Enunciado 1 =
Transcribe al pie de la letra el tramo del texto sobre México y España que va desde "En mayor o menor" hasta "85% en 1929-1985.".

Texto de lectura =
--

En mayor o menor medida, estamos asistiendo a un espectáculo mundial: sociedades políticas paternalistas buscan formas de legitimar su dominación operando programas asistencialistas, varios de los cuales debieran ser producto de la competencia del mercado.
Hay dos casos significativos: México y España.
En México ganó las elecciones presidenciales el candidato ex priísta que enarboló el discurso del bienestar proporcionado por el Estado, Andrés Manuel López Obrador; y no sólo ganó las elecciones, sino que lo hizo con mayoría absoluta de 53% que no se veía desde 1985 e hizo recordar aquellas cifras promedio a favor del PRI de 85% en 1929-1985.
Es decir, el votante mexicano detuvo en seco el experimento de sistemas democráticos equilibrados y regresó al modelo de un partido con su caudillo como garantía de bienestar.
México es un caso singular. Cuando en 1975 Santiago Carrillo, entonces líder del Partido Comunista de España, estuvo en México promoviendo la Platajunta para la transición española, se reunió con el entonces dirigente del PRI, Jesús Reyes Heroles, un intelectual orteguiano, y le sugirió un modelo de transición para México como el de España.
El mexicano dijo que no: México no era una dictadura y la prioridad social no era la democracia absoluta sino el bienestar.
El asunto es histórico y ayuda a entender la victoria arrolladora de López Obrador. En 1946, el presidente Miguel Alemán –que transformó el Partido de la Revolución Mexicana de Lázaro Cárdenas en Partido Revolucionario Institucional– promovió una reforma constitucional para definir la prioridad del bienestar sobre la democracia.
Y el texto constitucional importa mucho: el criterio rector de la educación “será democrático, considerando a la democracia no solamente como una estructura jurídica y un régimen político, sino como un sistema de vida fundado en el constante mejoramiento económico, social y cultural del pueblo”.

--

Enunciado 2 =
Cita de los registros, sin cambiar nada, el tramo que va desde la línea que contiene "svg-text:150°W: 150°W bbox=[946, 592, 992, 609]" hasta la línea que contiene "svg-text:5°N: 5°N bbox=[33, 170, 57, 186]", ambas incluidas.

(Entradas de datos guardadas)

--

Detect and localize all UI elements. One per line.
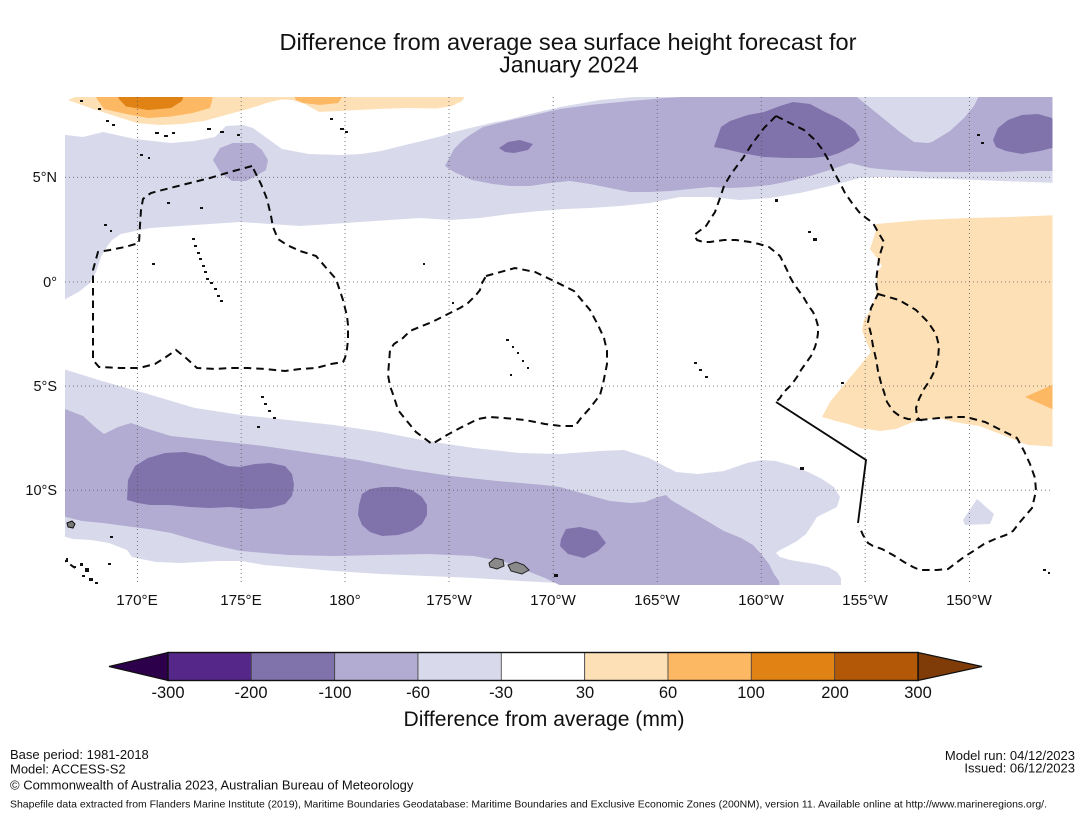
svg-text:150°W: 150°W bbox=[946, 592, 992, 609]
svg-text:300: 300 bbox=[904, 684, 932, 702]
svg-text:Base period: 1981-2018: Base period: 1981-2018 bbox=[10, 747, 149, 762]
svg-text:-30: -30 bbox=[489, 684, 513, 702]
svg-text:160°W: 160°W bbox=[738, 592, 784, 609]
svg-text:-100: -100 bbox=[318, 684, 351, 702]
svg-text:200: 200 bbox=[821, 684, 849, 702]
svg-text:30: 30 bbox=[576, 684, 594, 702]
svg-text:10°S: 10°S bbox=[25, 483, 57, 499]
svg-text:Difference from average (mm): Difference from average (mm) bbox=[404, 708, 685, 731]
svg-text:100: 100 bbox=[737, 684, 765, 702]
svg-text:-60: -60 bbox=[406, 684, 430, 702]
svg-text:60: 60 bbox=[659, 684, 677, 702]
svg-text:Issued: 06/12/2023: Issued: 06/12/2023 bbox=[964, 761, 1075, 776]
svg-text:Model run: 04/12/2023: Model run: 04/12/2023 bbox=[945, 748, 1075, 763]
svg-text:Difference from average sea su: Difference from average sea surface heig… bbox=[280, 29, 857, 55]
svg-text:-300: -300 bbox=[151, 684, 184, 702]
svg-text:180°: 180° bbox=[329, 592, 360, 609]
svg-text:0°: 0° bbox=[43, 275, 57, 291]
svg-text:170°E: 170°E bbox=[116, 592, 158, 609]
svg-text:January 2024: January 2024 bbox=[499, 52, 639, 78]
svg-text:Model: ACCESS-S2: Model: ACCESS-S2 bbox=[10, 762, 126, 777]
svg-text:5°S: 5°S bbox=[33, 379, 57, 395]
svg-text:155°W: 155°W bbox=[842, 592, 888, 609]
svg-text:175°E: 175°E bbox=[220, 592, 262, 609]
svg-text:175°W: 175°W bbox=[426, 592, 472, 609]
svg-text:© Commonwealth of Australia 20: © Commonwealth of Australia 2023, Austra… bbox=[10, 778, 414, 793]
svg-text:170°W: 170°W bbox=[530, 592, 576, 609]
svg-text:-200: -200 bbox=[234, 684, 267, 702]
svg-text:5°N: 5°N bbox=[33, 170, 57, 186]
svg-text:Shapefile data extracted from: Shapefile data extracted from Flanders M… bbox=[10, 799, 1047, 811]
svg-text:165°W: 165°W bbox=[634, 592, 680, 609]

--

Respuesta 1 =
En mayor o menor medida, estamos asistiendo a un espectáculo mundial: sociedades políticas paternalistas buscan formas de legitimar su dominación operando programas asistencialistas, varios de los cuales debieran ser producto de la competencia del mercado.
Hay dos casos significativos: México y España.
En México ganó las elecciones presidenciales el candidato ex priísta que enarboló el discurso del bienestar proporcionado por el Estado, Andrés Manuel López Obrador; y no sólo ganó las elecciones, sino que lo hizo con mayoría absoluta de 53% que no se veía desde 1985 e hizo recordar aquellas cifras promedio a favor del PRI de 85% en 1929-1985.

Respuesta 2 =
svg-text:150°W: 150°W bbox=[946, 592, 992, 609]
svg-text:300: 300 bbox=[904, 684, 932, 702]
svg-text:Base period: 1981-2018: Base period: 1981-2018 bbox=[10, 747, 149, 762]
svg-text:-30: -30 bbox=[489, 684, 513, 702]
svg-text:160°W: 160°W bbox=[738, 592, 784, 609]
svg-text:-100: -100 bbox=[318, 684, 351, 702]
svg-text:200: 200 bbox=[821, 684, 849, 702]
svg-text:30: 30 bbox=[576, 684, 594, 702]
svg-text:10°S: 10°S bbox=[25, 483, 57, 499]
svg-text:Difference from average (mm): Difference from average (mm) bbox=[404, 708, 685, 731]
svg-text:100: 100 bbox=[737, 684, 765, 702]
svg-text:-60: -60 bbox=[406, 684, 430, 702]
svg-text:60: 60 bbox=[659, 684, 677, 702]
svg-text:Issued: 06/12/2023: Issued: 06/12/2023 bbox=[964, 761, 1075, 776]
svg-text:Model run: 04/12/2023: Model run: 04/12/2023 bbox=[945, 748, 1075, 763]
svg-text:Difference from average sea su: Difference from average sea surface heig… bbox=[280, 29, 857, 55]
svg-text:-300: -300 bbox=[151, 684, 184, 702]
svg-text:180°: 180° bbox=[329, 592, 360, 609]
svg-text:0°: 0° bbox=[43, 275, 57, 291]
svg-text:170°E: 170°E bbox=[116, 592, 158, 609]
svg-text:January 2024: January 2024 bbox=[499, 52, 639, 78]
svg-text:Model: ACCESS-S2: Model: ACCESS-S2 bbox=[10, 762, 126, 777]
svg-text:5°S: 5°S bbox=[33, 379, 57, 395]
svg-text:155°W: 155°W bbox=[842, 592, 888, 609]
svg-text:175°E: 175°E bbox=[220, 592, 262, 609]
svg-text:175°W: 175°W bbox=[426, 592, 472, 609]
svg-text:© Commonwealth of Australia 20: © Commonwealth of Australia 2023, Austra… bbox=[10, 778, 414, 793]
svg-text:170°W: 170°W bbox=[530, 592, 576, 609]
svg-text:-200: -200 bbox=[234, 684, 267, 702]
svg-text:5°N: 5°N bbox=[33, 170, 57, 186]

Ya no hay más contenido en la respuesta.